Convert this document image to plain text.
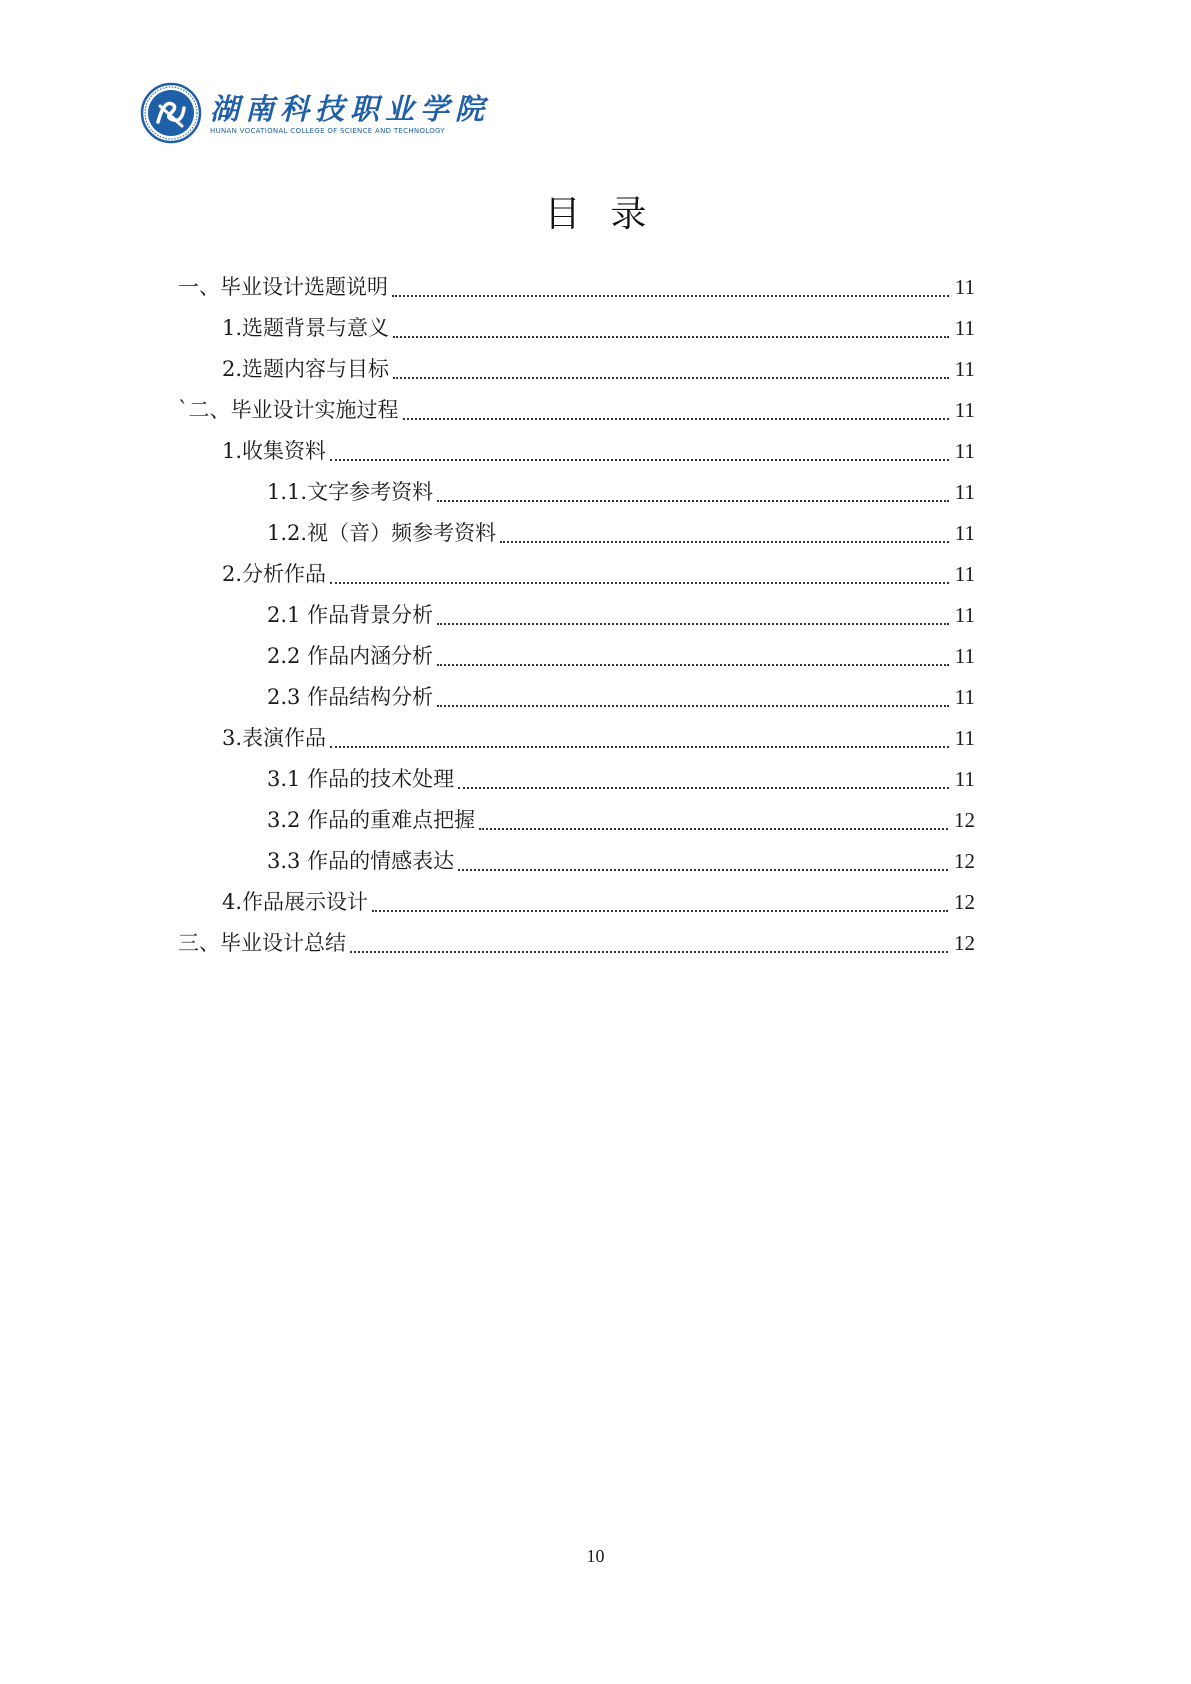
湖南科技职业学院
HUNAN VOCATIONAL COLLEGE OF SCIENCE AND TECHNOLOGY
目录
一、毕业设计选题说明	11
1.选题背景与意义	11
2.选题内容与目标	11
`二、毕业设计实施过程	11
1.收集资料	11
1.1.文字参考资料	11
1.2.视（音）频参考资料	11
2.分析作品	11
2.1 作品背景分析	11
2.2 作品内涵分析	11
2.3 作品结构分析	11
3.表演作品	11
3.1 作品的技术处理	11
3.2 作品的重难点把握	12
3.3 作品的情感表达	12
4.作品展示设计	12
三、毕业设计总结	12
10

• _REQUIREMENTS_: Repeat the data above exactly, but not the pictures.

• _SOLUTION_:
Convert this document image to plain text.
湖南科技职业学院
HUNAN VOCATIONAL COLLEGE OF SCIENCE AND TECHNOLOGY
目录
一、毕业设计选题说明	11
1.选题背景与意义	11
2.选题内容与目标	11
`二、毕业设计实施过程	11
1.收集资料	11
1.1.文字参考资料	11
1.2.视（音）频参考资料	11
2.分析作品	11
2.1 作品背景分析	11
2.2 作品内涵分析	11
2.3 作品结构分析	11
3.表演作品	11
3.1 作品的技术处理	11
3.2 作品的重难点把握	12
3.3 作品的情感表达	12
4.作品展示设计	12
三、毕业设计总结	12
10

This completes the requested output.